• [WHAT YOU HAVE TO DO]
Copy every line of the data below word for word, without changing anything.

• [EXTRACTED DATA]
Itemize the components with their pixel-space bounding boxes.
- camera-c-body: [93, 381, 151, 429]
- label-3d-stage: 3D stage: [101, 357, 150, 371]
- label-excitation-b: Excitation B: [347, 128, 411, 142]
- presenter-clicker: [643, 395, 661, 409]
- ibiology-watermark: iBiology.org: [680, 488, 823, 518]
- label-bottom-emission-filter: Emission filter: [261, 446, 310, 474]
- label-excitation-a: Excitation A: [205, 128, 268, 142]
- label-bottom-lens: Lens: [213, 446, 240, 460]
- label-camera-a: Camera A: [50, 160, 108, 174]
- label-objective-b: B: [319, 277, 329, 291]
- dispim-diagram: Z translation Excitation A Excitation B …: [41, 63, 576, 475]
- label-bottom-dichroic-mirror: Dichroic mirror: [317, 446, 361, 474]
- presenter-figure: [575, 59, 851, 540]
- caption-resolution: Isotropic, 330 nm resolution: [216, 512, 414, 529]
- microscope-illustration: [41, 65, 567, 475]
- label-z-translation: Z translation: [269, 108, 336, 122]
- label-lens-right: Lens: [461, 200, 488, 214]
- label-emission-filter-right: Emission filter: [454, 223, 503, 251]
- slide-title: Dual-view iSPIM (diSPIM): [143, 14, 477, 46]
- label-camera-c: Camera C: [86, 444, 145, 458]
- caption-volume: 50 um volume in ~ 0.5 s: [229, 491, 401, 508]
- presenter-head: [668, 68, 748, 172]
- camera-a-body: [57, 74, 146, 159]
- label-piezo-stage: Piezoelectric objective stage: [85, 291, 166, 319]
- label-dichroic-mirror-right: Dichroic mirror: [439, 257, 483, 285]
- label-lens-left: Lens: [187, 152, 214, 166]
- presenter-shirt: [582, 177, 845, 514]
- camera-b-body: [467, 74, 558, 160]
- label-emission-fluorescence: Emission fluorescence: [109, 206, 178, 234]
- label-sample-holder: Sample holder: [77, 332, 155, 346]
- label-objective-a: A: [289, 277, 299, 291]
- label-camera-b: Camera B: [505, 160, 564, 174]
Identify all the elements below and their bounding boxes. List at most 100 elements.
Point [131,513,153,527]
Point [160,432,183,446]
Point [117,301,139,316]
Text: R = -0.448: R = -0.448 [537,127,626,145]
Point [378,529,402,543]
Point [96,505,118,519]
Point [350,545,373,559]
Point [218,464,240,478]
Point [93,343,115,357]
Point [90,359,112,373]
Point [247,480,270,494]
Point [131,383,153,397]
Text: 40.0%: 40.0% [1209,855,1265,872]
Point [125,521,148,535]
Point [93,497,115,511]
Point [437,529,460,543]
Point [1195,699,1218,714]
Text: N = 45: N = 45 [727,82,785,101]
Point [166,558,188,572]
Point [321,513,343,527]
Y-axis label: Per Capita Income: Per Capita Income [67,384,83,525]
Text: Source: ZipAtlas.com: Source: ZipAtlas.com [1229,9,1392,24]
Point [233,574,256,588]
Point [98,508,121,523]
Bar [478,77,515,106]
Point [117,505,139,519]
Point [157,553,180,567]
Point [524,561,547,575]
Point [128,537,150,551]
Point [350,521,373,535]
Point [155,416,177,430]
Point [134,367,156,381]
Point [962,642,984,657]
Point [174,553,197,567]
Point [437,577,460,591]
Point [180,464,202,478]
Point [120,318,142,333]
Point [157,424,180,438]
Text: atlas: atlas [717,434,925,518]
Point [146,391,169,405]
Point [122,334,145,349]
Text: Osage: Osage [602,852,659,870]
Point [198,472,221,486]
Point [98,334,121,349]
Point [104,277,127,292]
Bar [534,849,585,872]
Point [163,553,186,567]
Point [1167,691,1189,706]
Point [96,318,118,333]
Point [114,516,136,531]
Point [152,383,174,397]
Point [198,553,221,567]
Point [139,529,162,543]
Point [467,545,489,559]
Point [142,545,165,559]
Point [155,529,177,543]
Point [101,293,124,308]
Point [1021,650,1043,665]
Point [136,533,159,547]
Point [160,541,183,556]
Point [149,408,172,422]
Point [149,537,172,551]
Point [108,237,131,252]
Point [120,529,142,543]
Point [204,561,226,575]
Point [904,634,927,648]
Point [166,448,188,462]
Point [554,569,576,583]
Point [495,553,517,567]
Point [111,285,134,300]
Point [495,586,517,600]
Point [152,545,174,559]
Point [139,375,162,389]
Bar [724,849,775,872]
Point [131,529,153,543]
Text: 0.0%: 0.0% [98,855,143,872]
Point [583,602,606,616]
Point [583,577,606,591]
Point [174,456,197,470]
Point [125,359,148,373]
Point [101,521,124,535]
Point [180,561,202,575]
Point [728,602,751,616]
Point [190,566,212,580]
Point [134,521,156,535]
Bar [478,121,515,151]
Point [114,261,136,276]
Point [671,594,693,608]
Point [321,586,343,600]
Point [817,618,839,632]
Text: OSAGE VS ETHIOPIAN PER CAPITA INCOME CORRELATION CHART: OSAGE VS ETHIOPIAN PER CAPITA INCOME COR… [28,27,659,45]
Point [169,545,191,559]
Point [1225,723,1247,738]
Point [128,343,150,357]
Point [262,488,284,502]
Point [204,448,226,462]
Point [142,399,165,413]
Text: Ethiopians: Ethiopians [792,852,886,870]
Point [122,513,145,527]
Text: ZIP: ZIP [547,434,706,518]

• [WORKED ANSWER]
Itemize the components with their pixel-space bounding boxes.
- camera-c-body: [93, 381, 151, 429]
- label-3d-stage: 3D stage: [101, 357, 150, 371]
- label-excitation-b: Excitation B: [347, 128, 411, 142]
- presenter-clicker: [643, 395, 661, 409]
- ibiology-watermark: iBiology.org: [680, 488, 823, 518]
- label-bottom-emission-filter: Emission filter: [261, 446, 310, 474]
- label-excitation-a: Excitation A: [205, 128, 268, 142]
- label-bottom-lens: Lens: [213, 446, 240, 460]
- label-camera-a: Camera A: [50, 160, 108, 174]
- label-objective-b: B: [319, 277, 329, 291]
- dispim-diagram: Z translation Excitation A Excitation B …: [41, 63, 576, 475]
- label-bottom-dichroic-mirror: Dichroic mirror: [317, 446, 361, 474]
- presenter-figure: [575, 59, 851, 540]
- caption-resolution: Isotropic, 330 nm resolution: [216, 512, 414, 529]
- microscope-illustration: [41, 65, 567, 475]
- label-z-translation: Z translation: [269, 108, 336, 122]
- label-lens-right: Lens: [461, 200, 488, 214]
- label-emission-filter-right: Emission filter: [454, 223, 503, 251]
- slide-title: Dual-view iSPIM (diSPIM): [143, 14, 477, 46]
- label-camera-c: Camera C: [86, 444, 145, 458]
- caption-volume: 50 um volume in ~ 0.5 s: [229, 491, 401, 508]
- presenter-head: [668, 68, 748, 172]
- camera-a-body: [57, 74, 146, 159]
- label-piezo-stage: Piezoelectric objective stage: [85, 291, 166, 319]
- label-dichroic-mirror-right: Dichroic mirror: [439, 257, 483, 285]
- label-lens-left: Lens: [187, 152, 214, 166]
- presenter-shirt: [582, 177, 845, 514]
- camera-b-body: [467, 74, 558, 160]
- label-emission-fluorescence: Emission fluorescence: [109, 206, 178, 234]
- label-sample-holder: Sample holder: [77, 332, 155, 346]
- label-objective-a: A: [289, 277, 299, 291]
- label-camera-b: Camera B: [505, 160, 564, 174]
Identify all the elements below and their bounding boxes. List at most 100 elements.
Point [131,513,153,527]
Point [160,432,183,446]
Point [117,301,139,316]
Text: R = -0.448: R = -0.448 [537,127,626,145]
Point [378,529,402,543]
Point [96,505,118,519]
Point [350,545,373,559]
Point [218,464,240,478]
Point [93,343,115,357]
Point [90,359,112,373]
Point [247,480,270,494]
Point [131,383,153,397]
Text: 40.0%: 40.0% [1209,855,1265,872]
Point [125,521,148,535]
Point [93,497,115,511]
Point [437,529,460,543]
Point [1195,699,1218,714]
Text: N = 45: N = 45 [727,82,785,101]
Point [166,558,188,572]
Point [321,513,343,527]
Y-axis label: Per Capita Income: Per Capita Income [67,384,83,525]
Text: Source: ZipAtlas.com: Source: ZipAtlas.com [1229,9,1392,24]
Point [233,574,256,588]
Point [98,508,121,523]
Bar [478,77,515,106]
Point [117,505,139,519]
Point [157,553,180,567]
Point [524,561,547,575]
Point [128,537,150,551]
Point [350,521,373,535]
Point [155,416,177,430]
Point [134,367,156,381]
Point [962,642,984,657]
Point [174,553,197,567]
Point [437,577,460,591]
Point [180,464,202,478]
Point [120,318,142,333]
Point [157,424,180,438]
Text: atlas: atlas [717,434,925,518]
Point [146,391,169,405]
Point [122,334,145,349]
Text: Osage: Osage [602,852,659,870]
Point [198,472,221,486]
Point [98,334,121,349]
Point [104,277,127,292]
Bar [534,849,585,872]
Point [163,553,186,567]
Point [1167,691,1189,706]
Point [96,318,118,333]
Point [114,516,136,531]
Point [152,383,174,397]
Point [198,553,221,567]
Point [139,529,162,543]
Point [467,545,489,559]
Point [142,545,165,559]
Point [155,529,177,543]
Point [101,293,124,308]
Point [1021,650,1043,665]
Point [136,533,159,547]
Point [160,541,183,556]
Point [149,408,172,422]
Point [149,537,172,551]
Point [108,237,131,252]
Point [120,529,142,543]
Point [204,561,226,575]
Point [904,634,927,648]
Point [166,448,188,462]
Point [554,569,576,583]
Point [495,553,517,567]
Point [111,285,134,300]
Point [495,586,517,600]
Point [152,545,174,559]
Point [139,375,162,389]
Bar [724,849,775,872]
Point [131,529,153,543]
Text: 0.0%: 0.0% [98,855,143,872]
Point [583,602,606,616]
Point [583,577,606,591]
Point [174,456,197,470]
Point [125,359,148,373]
Point [101,521,124,535]
Point [180,561,202,575]
Point [728,602,751,616]
Point [190,566,212,580]
Point [134,521,156,535]
Bar [478,121,515,151]
Point [114,261,136,276]
Point [671,594,693,608]
Point [321,586,343,600]
Point [817,618,839,632]
Text: OSAGE VS ETHIOPIAN PER CAPITA INCOME CORRELATION CHART: OSAGE VS ETHIOPIAN PER CAPITA INCOME COR… [28,27,659,45]
Point [169,545,191,559]
Point [1225,723,1247,738]
Point [128,343,150,357]
Point [262,488,284,502]
Point [204,448,226,462]
Point [142,399,165,413]
Text: Ethiopians: Ethiopians [792,852,886,870]
Point [122,513,145,527]
Text: ZIP: ZIP [547,434,706,518]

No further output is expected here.